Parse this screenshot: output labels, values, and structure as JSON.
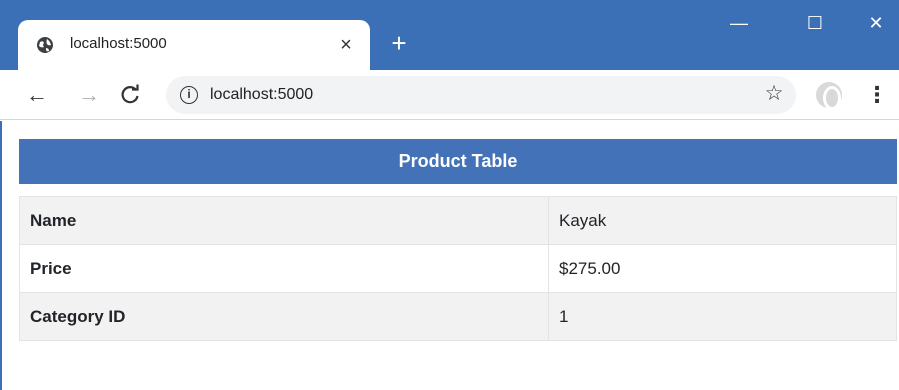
{
  "browser": {
    "tab": {
      "title": "localhost:5000",
      "close": "×",
      "favicon": "globe-icon"
    },
    "new_tab": "+",
    "window_controls": {
      "minimize": "—",
      "maximize": "☐",
      "close": "✕"
    },
    "nav": {
      "back": "←",
      "forward": "→",
      "reload": "C"
    },
    "address_bar": {
      "info": "i",
      "url": "localhost:5000"
    },
    "bookmark": "☆",
    "menu": "⋮"
  },
  "page": {
    "table_title": "Product Table",
    "rows": [
      {
        "label": "Name",
        "value": "Kayak"
      },
      {
        "label": "Price",
        "value": "$275.00"
      },
      {
        "label": "Category ID",
        "value": "1"
      }
    ]
  },
  "colors": {
    "titlebar": "#3b6fb6",
    "table_header": "#4472b8",
    "row_stripe": "#f2f2f2"
  }
}
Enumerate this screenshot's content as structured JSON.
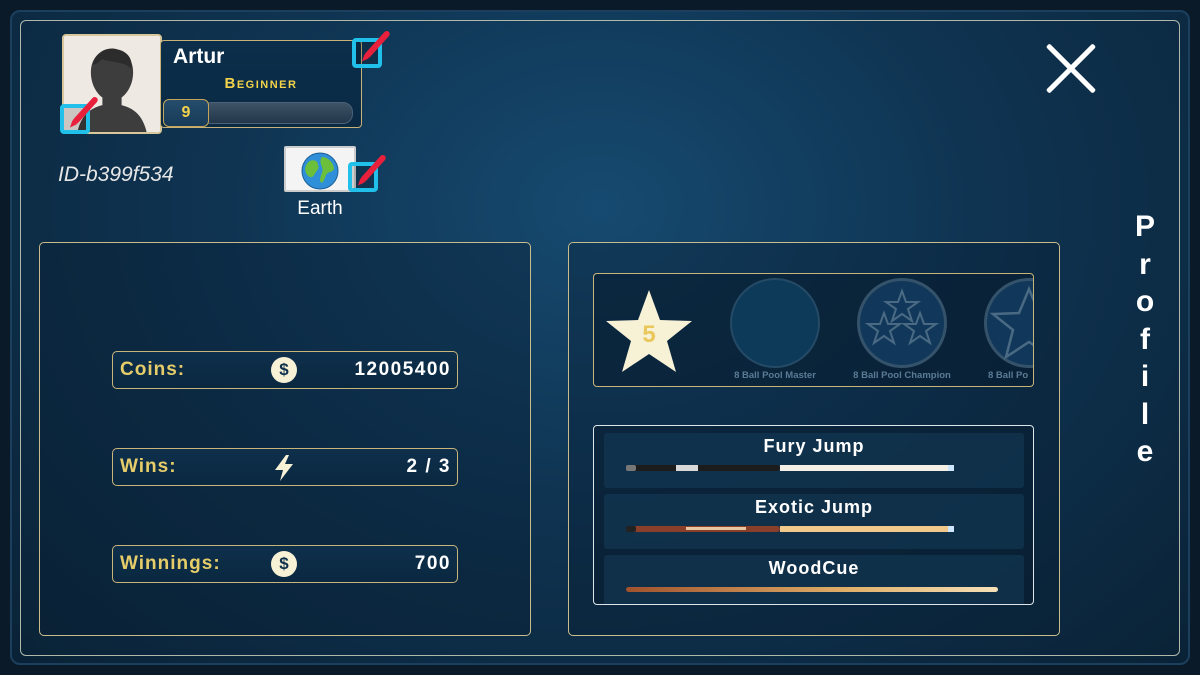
{
  "player": {
    "name": "Artur",
    "rank": "Beginner",
    "level": "9",
    "xp_progress": 0.0,
    "id": "ID-b399f534",
    "country": "Earth"
  },
  "page_title": "Profile",
  "stats": [
    {
      "label": "Coins:",
      "icon": "dollar-coin-icon",
      "value": "12005400"
    },
    {
      "label": "Wins:",
      "icon": "lightning-icon",
      "value": "2 / 3"
    },
    {
      "label": "Winnings:",
      "icon": "dollar-coin-icon",
      "value": "700"
    }
  ],
  "achievements": {
    "star_count": "5",
    "items": [
      {
        "label": "8 Ball Pool Master"
      },
      {
        "label": "8 Ball Pool Champion"
      },
      {
        "label": "8 Ball Po"
      }
    ]
  },
  "cues": [
    {
      "name": "Fury Jump"
    },
    {
      "name": "Exotic Jump"
    },
    {
      "name": "WoodCue"
    }
  ],
  "colors": {
    "accent_gold": "#e6cd6a",
    "edit_blue": "#21c0ea",
    "edit_red": "#e8203c"
  }
}
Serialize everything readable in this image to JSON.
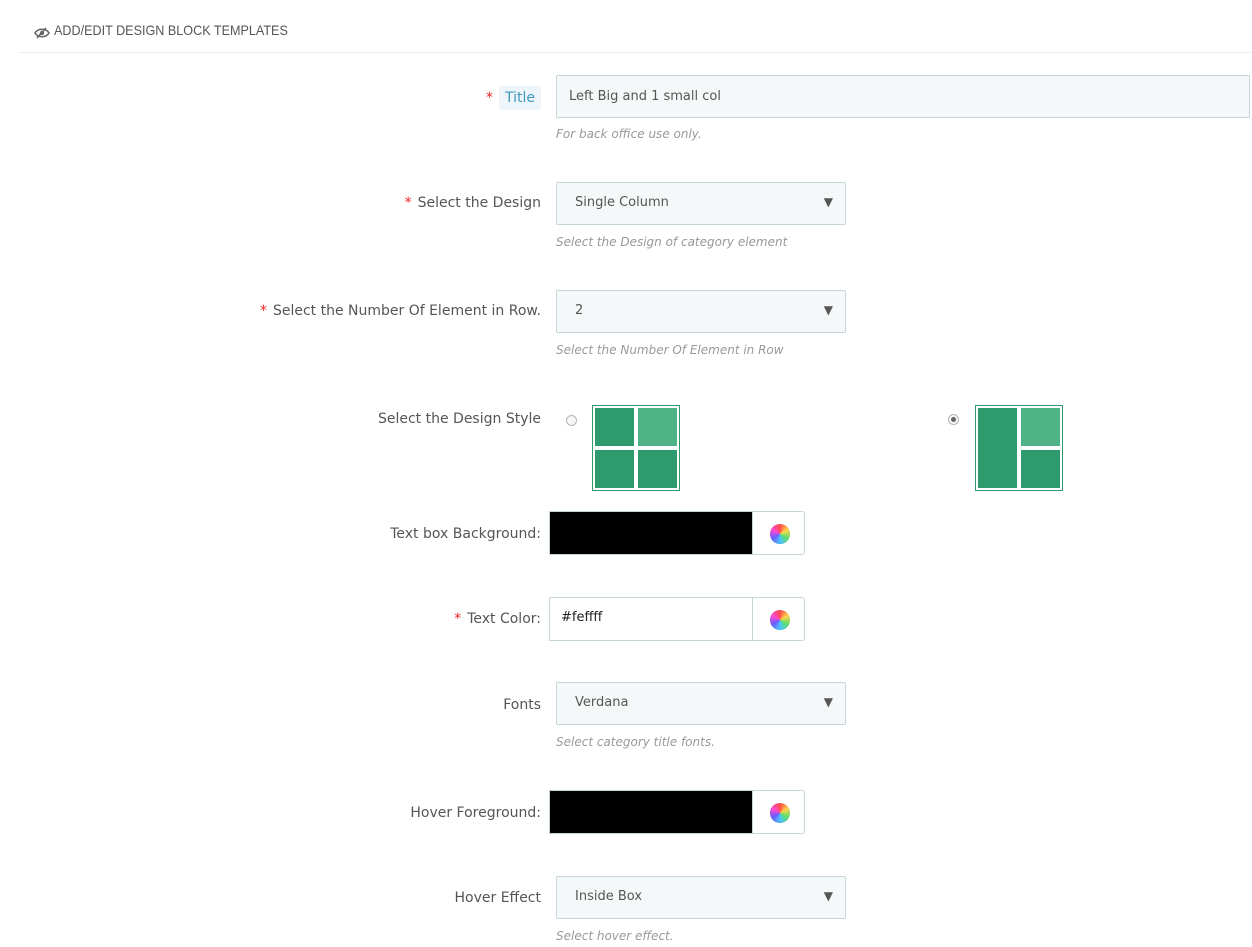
{
  "header": {
    "title": "ADD/EDIT DESIGN BLOCK TEMPLATES",
    "icon": "eye-slash-icon"
  },
  "form": {
    "title": {
      "label": "Title",
      "required": true,
      "value": "Left Big and 1 small col",
      "help": "For back office use only."
    },
    "design": {
      "label": "Select the Design",
      "required": true,
      "value": "Single Column",
      "help": "Select the Design of category element"
    },
    "elements_per_row": {
      "label": "Select the Number Of Element in Row.",
      "required": true,
      "value": "2",
      "help": "Select the Number Of Element in Row"
    },
    "design_style": {
      "label": "Select the Design Style",
      "options": [
        {
          "name": "four-equal-grid",
          "selected": false
        },
        {
          "name": "left-big-two-small",
          "selected": true
        }
      ]
    },
    "textbox_background": {
      "label": "Text box Background:",
      "value": "#000000"
    },
    "text_color": {
      "label": "Text Color:",
      "required": true,
      "value": "#feffff"
    },
    "fonts": {
      "label": "Fonts",
      "value": "Verdana",
      "help": "Select category title fonts."
    },
    "hover_foreground": {
      "label": "Hover Foreground:",
      "value": "#000000"
    },
    "hover_effect": {
      "label": "Hover Effect",
      "value": "Inside Box",
      "help": "Select hover effect."
    }
  },
  "colors": {
    "accent_green": "#2e9a6e",
    "required_star": "#e22222",
    "title_tag_text": "#3e97bf"
  },
  "symbols": {
    "required": "*",
    "caret": "▼"
  }
}
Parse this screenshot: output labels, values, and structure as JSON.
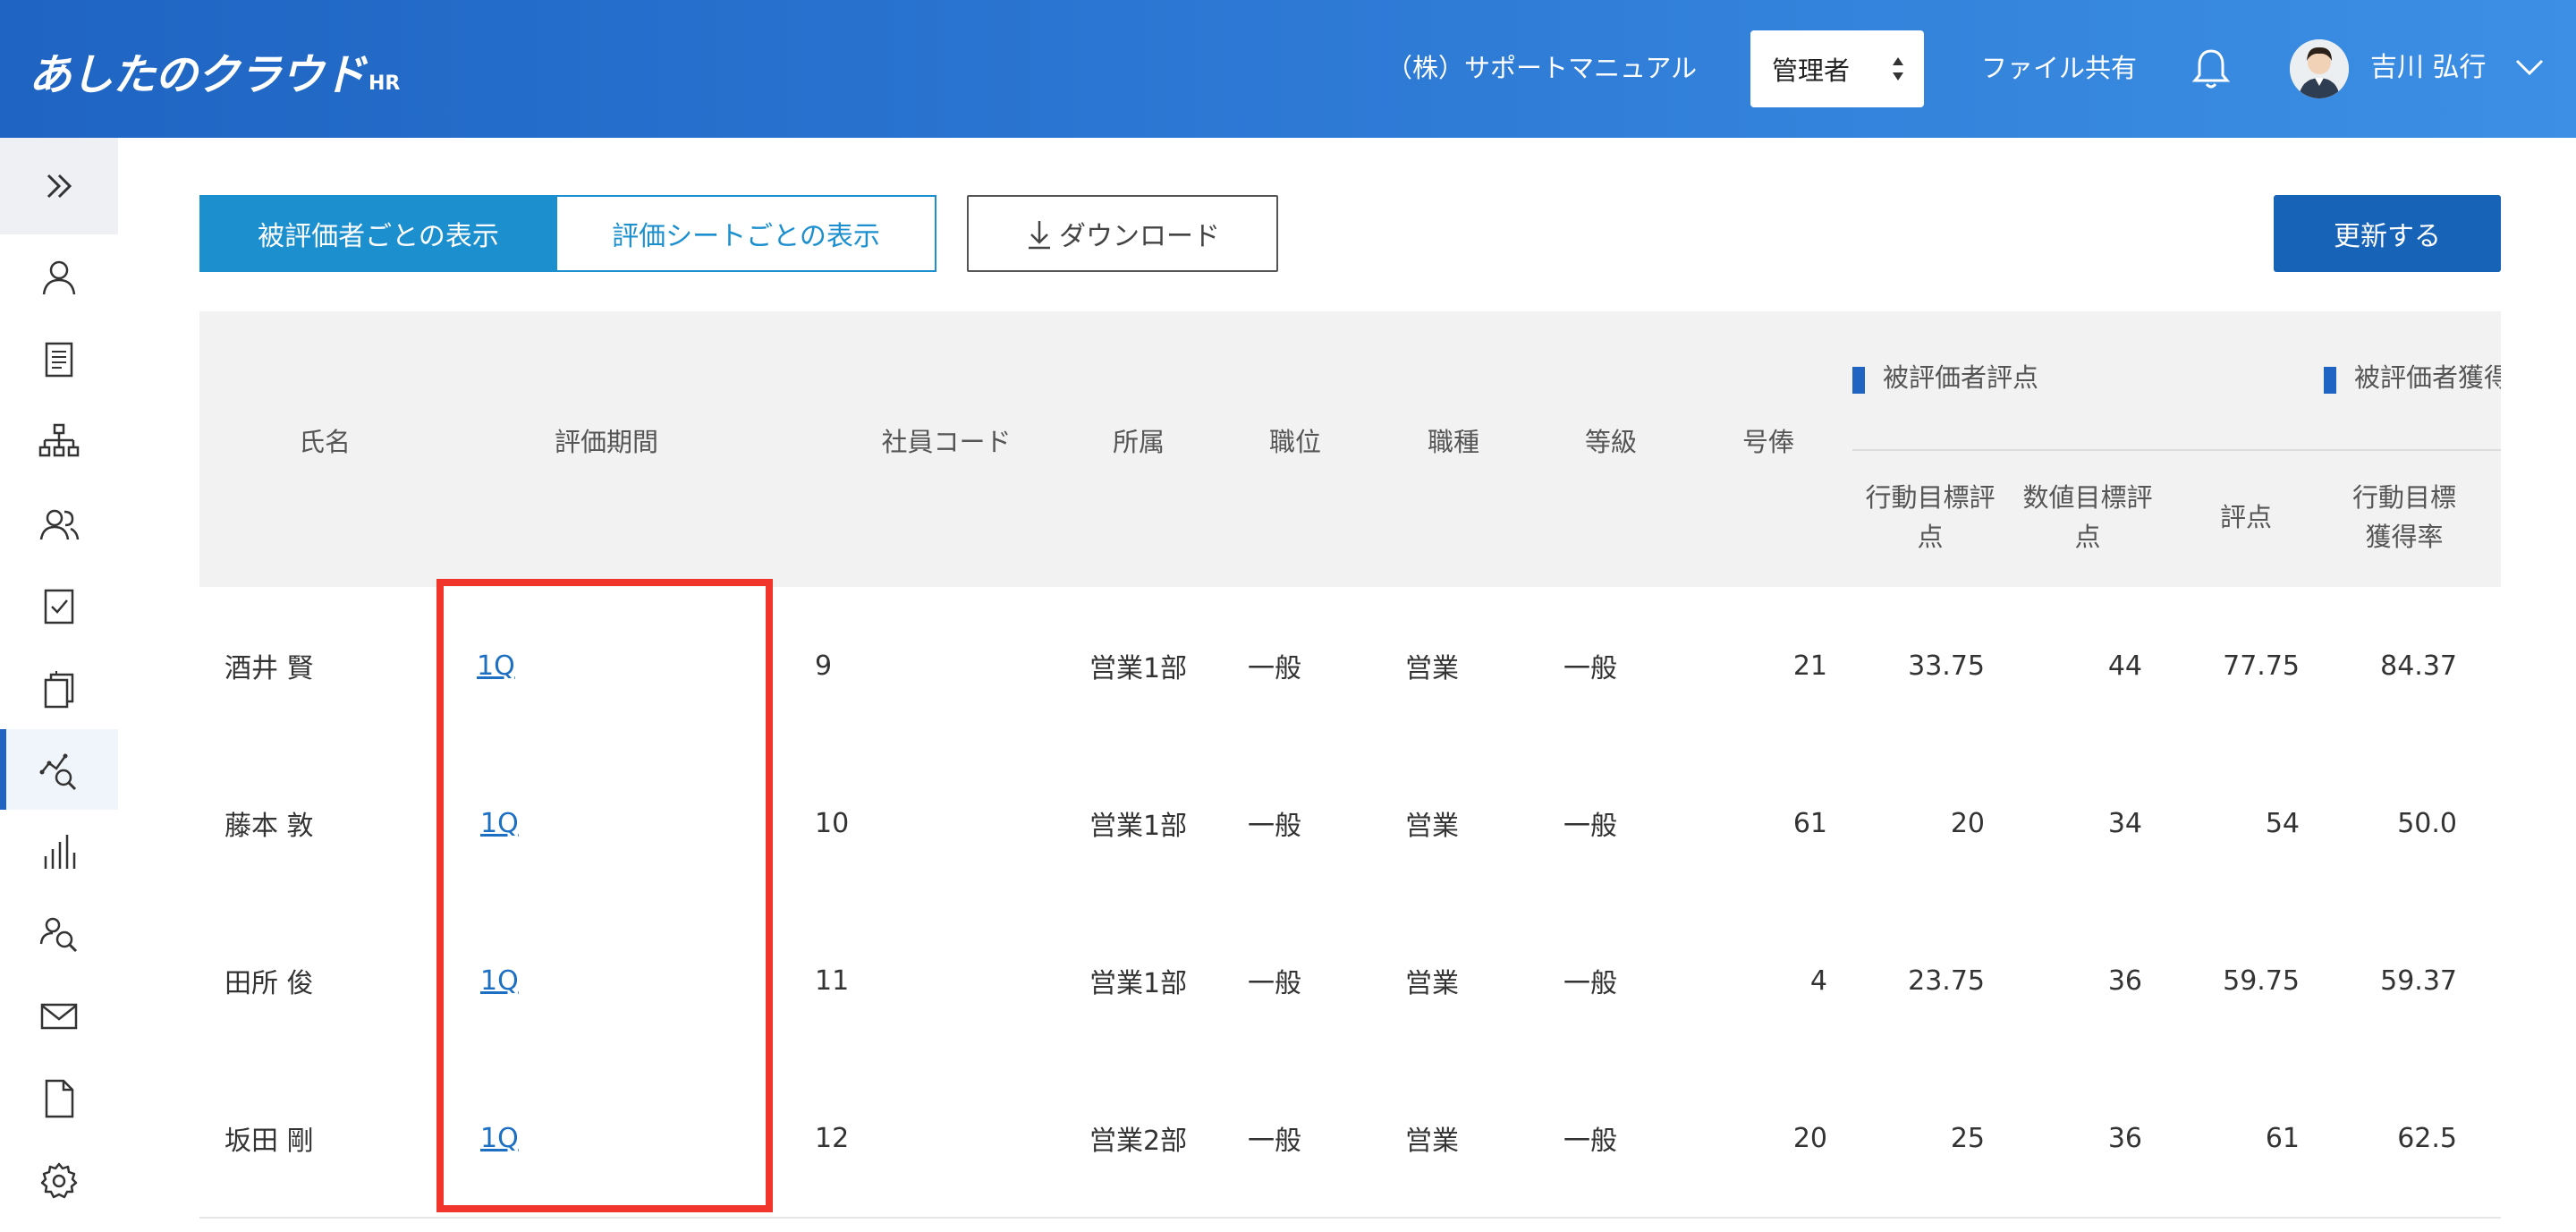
{
  "header": {
    "logo_main": "あしたのクラウド",
    "logo_sub": "HR",
    "company": "（株）サポートマニュアル",
    "role": "管理者",
    "file_share": "ファイル共有",
    "user_name": "吉川 弘行"
  },
  "sidebar": {
    "items": [
      {
        "icon": "person-icon"
      },
      {
        "icon": "document-icon"
      },
      {
        "icon": "org-chart-icon"
      },
      {
        "icon": "users-icon"
      },
      {
        "icon": "checklist-icon"
      },
      {
        "icon": "copy-icon"
      },
      {
        "icon": "analysis-search-icon",
        "active": true
      },
      {
        "icon": "bar-chart-icon"
      },
      {
        "icon": "user-search-icon"
      },
      {
        "icon": "mail-icon"
      },
      {
        "icon": "file-icon"
      },
      {
        "icon": "gear-icon"
      }
    ]
  },
  "toolbar": {
    "tab_by_evaluatee": "被評価者ごとの表示",
    "tab_by_sheet": "評価シートごとの表示",
    "download": "ダウンロード",
    "update": "更新する"
  },
  "table": {
    "headers": {
      "name": "氏名",
      "period": "評価期間",
      "employee_code": "社員コード",
      "department": "所属",
      "position": "職位",
      "job_type": "職種",
      "grade": "等級",
      "salary_step": "号俸",
      "group_score": "被評価者評点",
      "group_rate": "被評価者獲得",
      "behavior_score_l1": "行動目標評",
      "behavior_score_l2": "点",
      "numeric_score_l1": "数値目標評",
      "numeric_score_l2": "点",
      "score": "評点",
      "behavior_rate_l1": "行動目標",
      "behavior_rate_l2": "獲得率"
    },
    "rows": [
      {
        "name": "酒井 賢",
        "period": "1Q",
        "code": "9",
        "dept": "営業1部",
        "position": "一般",
        "job": "営業",
        "grade": "一般",
        "step": "21",
        "behavior": "33.75",
        "numeric": "44",
        "score": "77.75",
        "rate": "84.37"
      },
      {
        "name": "藤本 敦",
        "period": "1Q",
        "code": "10",
        "dept": "営業1部",
        "position": "一般",
        "job": "営業",
        "grade": "一般",
        "step": "61",
        "behavior": "20",
        "numeric": "34",
        "score": "54",
        "rate": "50.0"
      },
      {
        "name": "田所 俊",
        "period": "1Q",
        "code": "11",
        "dept": "営業1部",
        "position": "一般",
        "job": "営業",
        "grade": "一般",
        "step": "4",
        "behavior": "23.75",
        "numeric": "36",
        "score": "59.75",
        "rate": "59.37"
      },
      {
        "name": "坂田 剛",
        "period": "1Q",
        "code": "12",
        "dept": "営業2部",
        "position": "一般",
        "job": "営業",
        "grade": "一般",
        "step": "20",
        "behavior": "25",
        "numeric": "36",
        "score": "61",
        "rate": "62.5"
      }
    ]
  }
}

───

• Written task:
Point out every line holding the string "Number" and copy it.

• The answer:
      "label": "Select the Number Of Element in Row.",
      "help": "Select the Number Of Element in Row"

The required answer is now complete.